• TASK TO CARRY OUT
For every line in the records that has the word "LOWERTOWN", make a copy.

[Figure contents as structured data]
# # #

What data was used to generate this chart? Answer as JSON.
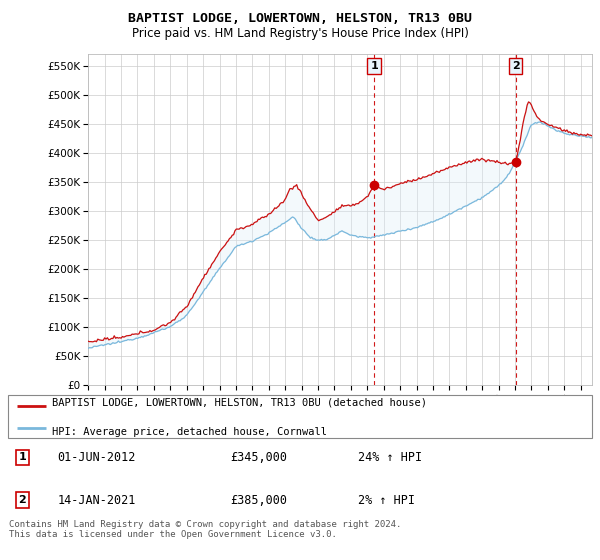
{
  "title": "BAPTIST LODGE, LOWERTOWN, HELSTON, TR13 0BU",
  "subtitle": "Price paid vs. HM Land Registry's House Price Index (HPI)",
  "legend_line1": "BAPTIST LODGE, LOWERTOWN, HELSTON, TR13 0BU (detached house)",
  "legend_line2": "HPI: Average price, detached house, Cornwall",
  "annotation1": {
    "label": "1",
    "date": "01-JUN-2012",
    "price": "£345,000",
    "hpi": "24% ↑ HPI"
  },
  "annotation2": {
    "label": "2",
    "date": "14-JAN-2021",
    "price": "£385,000",
    "hpi": "2% ↑ HPI"
  },
  "footer": "Contains HM Land Registry data © Crown copyright and database right 2024.\nThis data is licensed under the Open Government Licence v3.0.",
  "hpi_color": "#7ab8dc",
  "price_color": "#cc1111",
  "marker_color": "#cc0000",
  "vline_color": "#cc0000",
  "fill_color": "#ddeef8",
  "annotation_fill": "#e8f4fc",
  "ylim": [
    0,
    570000
  ],
  "yticks": [
    0,
    50000,
    100000,
    150000,
    200000,
    250000,
    300000,
    350000,
    400000,
    450000,
    500000,
    550000
  ],
  "sale1_year": 2012.417,
  "sale1_price": 345000,
  "sale2_year": 2021.038,
  "sale2_price": 385000
}
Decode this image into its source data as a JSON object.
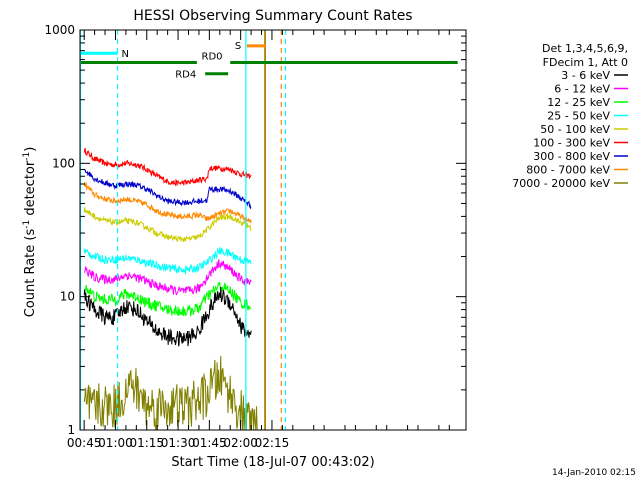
{
  "chart_data": {
    "type": "line",
    "title": "HESSI Observing Summary Count Rates",
    "xlabel": "Start Time (18-Jul-07 00:43:02)",
    "ylabel_main": "Count Rate (s",
    "ylabel_sup1": "-1",
    "ylabel_mid": " detector",
    "ylabel_sup2": "-1",
    "ylabel_end": ")",
    "footer": "14-Jan-2010 02:15",
    "y_scale": "log",
    "ylim": [
      1,
      1000
    ],
    "xlim_minutes": [
      43.0,
      228.0
    ],
    "x_tick_minutes": [
      45,
      60,
      75,
      90,
      105,
      120,
      135
    ],
    "x_tick_labels": [
      "00:45",
      "01:00",
      "01:15",
      "01:30",
      "01:45",
      "02:00",
      "02:15"
    ],
    "y_tick_values": [
      1,
      10,
      100,
      1000
    ],
    "y_tick_labels": [
      "1",
      "10",
      "100",
      "1000"
    ],
    "legend": {
      "placement": "right",
      "header": [
        "Det 1,3,4,5,6,9,",
        "FDecim 1, Att 0"
      ],
      "entries": [
        {
          "label": "3 - 6 keV",
          "color": "#000000"
        },
        {
          "label": "6 - 12 keV",
          "color": "#ff00ff"
        },
        {
          "label": "12 - 25 keV",
          "color": "#00ff00"
        },
        {
          "label": "25 - 50 keV",
          "color": "#00ffff"
        },
        {
          "label": "50 - 100 keV",
          "color": "#cccc00"
        },
        {
          "label": "100 - 300 keV",
          "color": "#ff0000"
        },
        {
          "label": "300 - 800 keV",
          "color": "#0000cc"
        },
        {
          "label": "800 - 7000 keV",
          "color": "#ff8800"
        },
        {
          "label": "7000 - 20000 keV",
          "color": "#808000"
        }
      ]
    },
    "series": [
      {
        "name": "100 - 300 keV",
        "color": "#ff0000",
        "x": [
          45,
          50,
          55,
          60,
          65,
          70,
          75,
          80,
          85,
          90,
          95,
          100,
          104,
          105,
          110,
          115,
          120,
          125
        ],
        "y": [
          125,
          108,
          100,
          97,
          100,
          98,
          90,
          80,
          73,
          71,
          72,
          75,
          77,
          92,
          92,
          90,
          83,
          80
        ],
        "noise": 0.05
      },
      {
        "name": "800 - 7000 keV",
        "color": "#ff8800",
        "x": [
          45,
          50,
          55,
          60,
          65,
          70,
          75,
          80,
          85,
          90,
          95,
          100,
          104,
          110,
          115,
          120,
          125
        ],
        "y": [
          70,
          58,
          54,
          52,
          54,
          52,
          49,
          44,
          41,
          40,
          40,
          41,
          38,
          42,
          44,
          40,
          36
        ],
        "noise": 0.05
      },
      {
        "name": "300 - 800 keV",
        "color": "#0000cc",
        "x": [
          45,
          50,
          55,
          60,
          65,
          70,
          75,
          80,
          85,
          90,
          95,
          100,
          104,
          105,
          110,
          115,
          120,
          125
        ],
        "y": [
          90,
          77,
          71,
          68,
          70,
          69,
          64,
          57,
          52,
          51,
          51,
          52,
          53,
          64,
          64,
          62,
          55,
          48
        ],
        "noise": 0.05
      },
      {
        "name": "50 - 100 keV",
        "color": "#cccc00",
        "x": [
          45,
          50,
          55,
          60,
          65,
          70,
          75,
          80,
          85,
          90,
          95,
          100,
          104,
          110,
          115,
          120,
          125
        ],
        "y": [
          45,
          40,
          37,
          36,
          37,
          36,
          33,
          30,
          28,
          27,
          27,
          28,
          32,
          39,
          40,
          36,
          33
        ],
        "noise": 0.05
      },
      {
        "name": "25 - 50 keV",
        "color": "#00ffff",
        "x": [
          45,
          50,
          55,
          60,
          65,
          70,
          75,
          80,
          85,
          90,
          95,
          100,
          104,
          110,
          115,
          120,
          125
        ],
        "y": [
          22,
          20,
          19,
          19,
          19.5,
          19,
          18,
          17,
          16.5,
          16,
          16,
          16.5,
          18,
          22,
          21,
          19,
          18
        ],
        "noise": 0.07
      },
      {
        "name": "6 - 12 keV",
        "color": "#ff00ff",
        "x": [
          45,
          50,
          55,
          60,
          65,
          70,
          75,
          80,
          85,
          90,
          95,
          100,
          104,
          110,
          115,
          120,
          125
        ],
        "y": [
          16,
          14,
          13.5,
          13.5,
          14.5,
          14,
          13,
          12,
          11.5,
          11,
          11,
          11.5,
          14,
          18,
          16,
          13.5,
          12.5
        ],
        "noise": 0.08
      },
      {
        "name": "12 - 25 keV",
        "color": "#00ff00",
        "x": [
          45,
          50,
          55,
          60,
          65,
          70,
          75,
          80,
          85,
          90,
          95,
          100,
          104,
          110,
          115,
          120,
          125
        ],
        "y": [
          12,
          10,
          9.5,
          9.5,
          10.5,
          10,
          9,
          8.5,
          8,
          7.8,
          7.8,
          8.2,
          10,
          12,
          11,
          9,
          8.5
        ],
        "noise": 0.1
      },
      {
        "name": "3 - 6 keV",
        "color": "#000000",
        "x": [
          45,
          50,
          55,
          60,
          65,
          70,
          75,
          80,
          85,
          90,
          95,
          100,
          104,
          110,
          115,
          120,
          125
        ],
        "y": [
          10,
          8,
          7,
          7,
          8.5,
          8,
          6.5,
          5.5,
          5,
          4.8,
          4.9,
          5.5,
          7.5,
          10.5,
          9,
          6,
          5
        ],
        "noise": 0.14
      },
      {
        "name": "7000 - 20000 keV",
        "color": "#808000",
        "x": [
          45,
          60,
          68,
          75,
          95,
          103,
          110,
          117,
          122,
          128
        ],
        "y": [
          1.5,
          1.5,
          2.2,
          1.5,
          1.5,
          1.8,
          2.5,
          1.6,
          1.2,
          1.0
        ],
        "noise": 0.4
      }
    ],
    "annotations": {
      "N": {
        "label": "N",
        "x_start": 43.5,
        "x_end": 61,
        "y": 670,
        "color": "#00ffff"
      },
      "S": {
        "label": "S",
        "x_start": 123,
        "x_end": 132,
        "y": 760,
        "color": "#ff8800"
      },
      "RD0": {
        "label": "RD0",
        "x_start": 43.5,
        "x_end": 224,
        "gap": [
          99,
          115
        ],
        "y": 570,
        "color": "#008000"
      },
      "RD4": {
        "label": "RD4",
        "x_start": 103,
        "x_end": 114,
        "y": 470,
        "color": "#008000"
      },
      "vlines": [
        {
          "x": 43.2,
          "color": "#00ffff",
          "dashed": false
        },
        {
          "x": 61,
          "color": "#00ffff",
          "dashed": true
        },
        {
          "x": 122.5,
          "color": "#00ffff",
          "dashed": false
        },
        {
          "x": 131.5,
          "color": "#ff8800",
          "dashed": false
        },
        {
          "x": 131.8,
          "color": "#808000",
          "dashed": false
        },
        {
          "x": 139.5,
          "color": "#ff8800",
          "dashed": true
        },
        {
          "x": 141.5,
          "color": "#00ffff",
          "dashed": true
        }
      ]
    }
  }
}
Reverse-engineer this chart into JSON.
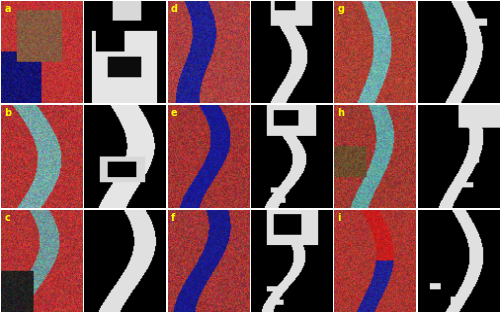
{
  "figure_width": 5.0,
  "figure_height": 3.13,
  "dpi": 100,
  "rows": 3,
  "cols": 6,
  "labels": [
    "a",
    "b",
    "c",
    "d",
    "e",
    "f",
    "g",
    "h",
    "i"
  ],
  "label_color": "yellow",
  "label_fontsize": 7,
  "background_color": "#ffffff"
}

# # #

• FULL SOLUTION
  "title": "BAPTIST LODGE, LOWERTOWN, HELSTON, TR13 0BU",
  "legend_line1": "BAPTIST LODGE, LOWERTOWN, HELSTON, TR13 0BU (detached house)",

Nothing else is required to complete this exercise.